───── SUPPLIED MATERIAL
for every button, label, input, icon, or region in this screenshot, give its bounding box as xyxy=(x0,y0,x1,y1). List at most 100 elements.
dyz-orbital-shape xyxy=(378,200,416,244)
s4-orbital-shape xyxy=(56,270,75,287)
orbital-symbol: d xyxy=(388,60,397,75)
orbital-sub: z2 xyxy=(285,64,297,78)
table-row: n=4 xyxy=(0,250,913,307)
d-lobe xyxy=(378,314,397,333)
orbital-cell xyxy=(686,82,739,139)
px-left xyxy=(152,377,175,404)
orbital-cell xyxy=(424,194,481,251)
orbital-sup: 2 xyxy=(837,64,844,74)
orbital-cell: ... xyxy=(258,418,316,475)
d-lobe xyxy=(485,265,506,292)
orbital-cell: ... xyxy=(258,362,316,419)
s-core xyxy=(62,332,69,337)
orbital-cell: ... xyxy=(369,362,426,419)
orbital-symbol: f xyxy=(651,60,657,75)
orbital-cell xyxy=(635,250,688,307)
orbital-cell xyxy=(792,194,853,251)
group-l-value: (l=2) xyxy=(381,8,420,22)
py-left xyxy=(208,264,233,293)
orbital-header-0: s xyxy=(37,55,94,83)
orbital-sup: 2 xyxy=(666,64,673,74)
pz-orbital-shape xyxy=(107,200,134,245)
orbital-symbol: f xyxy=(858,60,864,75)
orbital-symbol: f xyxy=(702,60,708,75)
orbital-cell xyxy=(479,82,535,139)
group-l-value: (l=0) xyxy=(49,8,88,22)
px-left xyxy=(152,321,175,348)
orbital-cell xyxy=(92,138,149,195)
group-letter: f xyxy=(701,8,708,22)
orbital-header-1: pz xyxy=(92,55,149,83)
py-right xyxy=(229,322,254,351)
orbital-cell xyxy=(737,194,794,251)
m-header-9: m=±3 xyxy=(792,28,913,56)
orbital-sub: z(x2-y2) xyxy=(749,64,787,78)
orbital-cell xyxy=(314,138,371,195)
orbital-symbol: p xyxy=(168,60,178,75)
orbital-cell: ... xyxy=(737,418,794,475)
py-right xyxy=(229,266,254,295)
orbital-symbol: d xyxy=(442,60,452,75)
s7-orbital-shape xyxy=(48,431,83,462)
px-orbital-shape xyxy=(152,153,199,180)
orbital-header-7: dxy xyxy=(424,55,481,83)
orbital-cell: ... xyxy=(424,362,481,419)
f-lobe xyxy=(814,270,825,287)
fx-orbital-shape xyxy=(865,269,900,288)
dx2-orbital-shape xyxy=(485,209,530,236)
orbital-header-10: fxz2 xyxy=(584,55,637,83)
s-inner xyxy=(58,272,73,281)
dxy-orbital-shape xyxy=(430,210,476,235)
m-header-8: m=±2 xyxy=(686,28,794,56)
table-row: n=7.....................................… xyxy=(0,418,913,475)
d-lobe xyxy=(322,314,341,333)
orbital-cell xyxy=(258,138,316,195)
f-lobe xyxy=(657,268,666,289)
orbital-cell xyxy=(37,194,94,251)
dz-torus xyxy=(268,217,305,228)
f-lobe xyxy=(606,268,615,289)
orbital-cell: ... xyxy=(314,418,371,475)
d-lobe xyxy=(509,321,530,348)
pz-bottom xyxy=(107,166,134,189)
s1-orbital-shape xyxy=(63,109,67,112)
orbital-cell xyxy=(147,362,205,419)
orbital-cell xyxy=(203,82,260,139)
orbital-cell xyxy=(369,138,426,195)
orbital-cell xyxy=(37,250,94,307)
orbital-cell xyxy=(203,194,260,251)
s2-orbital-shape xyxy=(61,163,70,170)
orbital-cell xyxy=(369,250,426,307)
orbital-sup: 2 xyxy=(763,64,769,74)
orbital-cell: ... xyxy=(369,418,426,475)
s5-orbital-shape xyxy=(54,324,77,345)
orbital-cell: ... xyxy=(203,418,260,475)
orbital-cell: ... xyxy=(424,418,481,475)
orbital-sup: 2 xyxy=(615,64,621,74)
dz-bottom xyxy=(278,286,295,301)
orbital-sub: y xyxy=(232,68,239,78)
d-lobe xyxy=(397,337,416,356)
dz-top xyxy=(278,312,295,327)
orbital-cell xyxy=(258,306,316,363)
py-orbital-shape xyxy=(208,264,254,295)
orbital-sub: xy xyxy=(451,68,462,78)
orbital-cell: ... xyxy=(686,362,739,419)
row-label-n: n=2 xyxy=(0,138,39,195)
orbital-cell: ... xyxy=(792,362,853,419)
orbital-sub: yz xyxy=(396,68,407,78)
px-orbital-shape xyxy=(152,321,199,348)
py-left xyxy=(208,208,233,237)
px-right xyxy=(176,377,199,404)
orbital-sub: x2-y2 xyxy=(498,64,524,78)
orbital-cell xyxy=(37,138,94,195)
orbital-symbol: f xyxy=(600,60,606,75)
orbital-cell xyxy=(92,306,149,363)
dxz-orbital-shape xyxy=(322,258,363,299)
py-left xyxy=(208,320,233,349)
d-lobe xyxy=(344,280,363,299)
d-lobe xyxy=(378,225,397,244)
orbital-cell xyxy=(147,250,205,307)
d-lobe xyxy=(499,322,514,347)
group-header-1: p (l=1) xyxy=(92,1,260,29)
──────────
▸ **WHAT YOU ARE ASKED TO DO**
Could you rewrite all of the items above, replacing every "orbital-cell" with "table-cell" and changing nothing else?

▸ **ANSWER TO THIS TASK**
for every button, label, input, icon, or region in this screenshot, give its bounding box as xyxy=(x0,y0,x1,y1). List at most 100 elements.
dyz-orbital-shape xyxy=(378,200,416,244)
s4-orbital-shape xyxy=(56,270,75,287)
orbital-symbol: d xyxy=(388,60,397,75)
orbital-sub: z2 xyxy=(285,64,297,78)
table-row: n=4 xyxy=(0,250,913,307)
d-lobe xyxy=(378,314,397,333)
table-cell xyxy=(686,82,739,139)
px-left xyxy=(152,377,175,404)
table-cell xyxy=(424,194,481,251)
orbital-sup: 2 xyxy=(837,64,844,74)
table-cell: ... xyxy=(258,418,316,475)
d-lobe xyxy=(485,265,506,292)
table-cell: ... xyxy=(258,362,316,419)
s-core xyxy=(62,332,69,337)
table-cell: ... xyxy=(369,362,426,419)
orbital-symbol: f xyxy=(651,60,657,75)
table-cell xyxy=(635,250,688,307)
table-cell xyxy=(792,194,853,251)
group-l-value: (l=2) xyxy=(381,8,420,22)
py-left xyxy=(208,264,233,293)
orbital-header-0: s xyxy=(37,55,94,83)
orbital-sup: 2 xyxy=(666,64,673,74)
pz-orbital-shape xyxy=(107,200,134,245)
orbital-symbol: f xyxy=(858,60,864,75)
orbital-symbol: f xyxy=(702,60,708,75)
table-cell xyxy=(479,82,535,139)
group-l-value: (l=0) xyxy=(49,8,88,22)
px-left xyxy=(152,321,175,348)
table-cell xyxy=(92,138,149,195)
group-letter: f xyxy=(701,8,708,22)
orbital-header-1: pz xyxy=(92,55,149,83)
py-right xyxy=(229,322,254,351)
table-cell xyxy=(737,194,794,251)
m-header-9: m=±3 xyxy=(792,28,913,56)
orbital-sub: z(x2-y2) xyxy=(749,64,787,78)
table-cell xyxy=(314,138,371,195)
orbital-symbol: p xyxy=(168,60,178,75)
table-cell: ... xyxy=(737,418,794,475)
py-right xyxy=(229,266,254,295)
orbital-symbol: d xyxy=(442,60,452,75)
s7-orbital-shape xyxy=(48,431,83,462)
px-orbital-shape xyxy=(152,153,199,180)
orbital-header-7: dxy xyxy=(424,55,481,83)
table-cell: ... xyxy=(424,362,481,419)
f-lobe xyxy=(814,270,825,287)
fx-orbital-shape xyxy=(865,269,900,288)
dx2-orbital-shape xyxy=(485,209,530,236)
orbital-header-10: fxz2 xyxy=(584,55,637,83)
s-inner xyxy=(58,272,73,281)
dxy-orbital-shape xyxy=(430,210,476,235)
m-header-8: m=±2 xyxy=(686,28,794,56)
table-row: n=7.....................................… xyxy=(0,418,913,475)
d-lobe xyxy=(322,314,341,333)
table-cell xyxy=(258,138,316,195)
f-lobe xyxy=(657,268,666,289)
table-cell xyxy=(37,194,94,251)
dz-torus xyxy=(268,217,305,228)
f-lobe xyxy=(606,268,615,289)
table-cell: ... xyxy=(314,418,371,475)
d-lobe xyxy=(509,321,530,348)
pz-bottom xyxy=(107,166,134,189)
s1-orbital-shape xyxy=(63,109,67,112)
table-cell xyxy=(147,362,205,419)
table-cell xyxy=(203,82,260,139)
table-cell xyxy=(369,138,426,195)
table-cell xyxy=(37,250,94,307)
table-cell xyxy=(203,194,260,251)
s2-orbital-shape xyxy=(61,163,70,170)
table-cell xyxy=(369,250,426,307)
orbital-sup: 2 xyxy=(763,64,769,74)
table-cell: ... xyxy=(369,418,426,475)
s5-orbital-shape xyxy=(54,324,77,345)
table-cell: ... xyxy=(203,418,260,475)
table-cell: ... xyxy=(424,418,481,475)
orbital-sup: 2 xyxy=(615,64,621,74)
dz-bottom xyxy=(278,286,295,301)
orbital-sub: y xyxy=(232,68,239,78)
d-lobe xyxy=(397,337,416,356)
dz-top xyxy=(278,312,295,327)
table-cell xyxy=(258,306,316,363)
py-orbital-shape xyxy=(208,264,254,295)
orbital-sub: xy xyxy=(451,68,462,78)
table-cell: ... xyxy=(686,362,739,419)
row-label-n: n=2 xyxy=(0,138,39,195)
table-cell: ... xyxy=(792,362,853,419)
orbital-sub: yz xyxy=(396,68,407,78)
px-orbital-shape xyxy=(152,321,199,348)
py-left xyxy=(208,208,233,237)
px-right xyxy=(176,377,199,404)
orbital-sub: x2-y2 xyxy=(498,64,524,78)
table-cell xyxy=(37,138,94,195)
orbital-symbol: f xyxy=(600,60,606,75)
table-cell xyxy=(92,306,149,363)
dxz-orbital-shape xyxy=(322,258,363,299)
py-left xyxy=(208,320,233,349)
d-lobe xyxy=(344,280,363,299)
d-lobe xyxy=(378,225,397,244)
table-cell xyxy=(147,250,205,307)
d-lobe xyxy=(499,322,514,347)
group-header-1: p (l=1) xyxy=(92,1,260,29)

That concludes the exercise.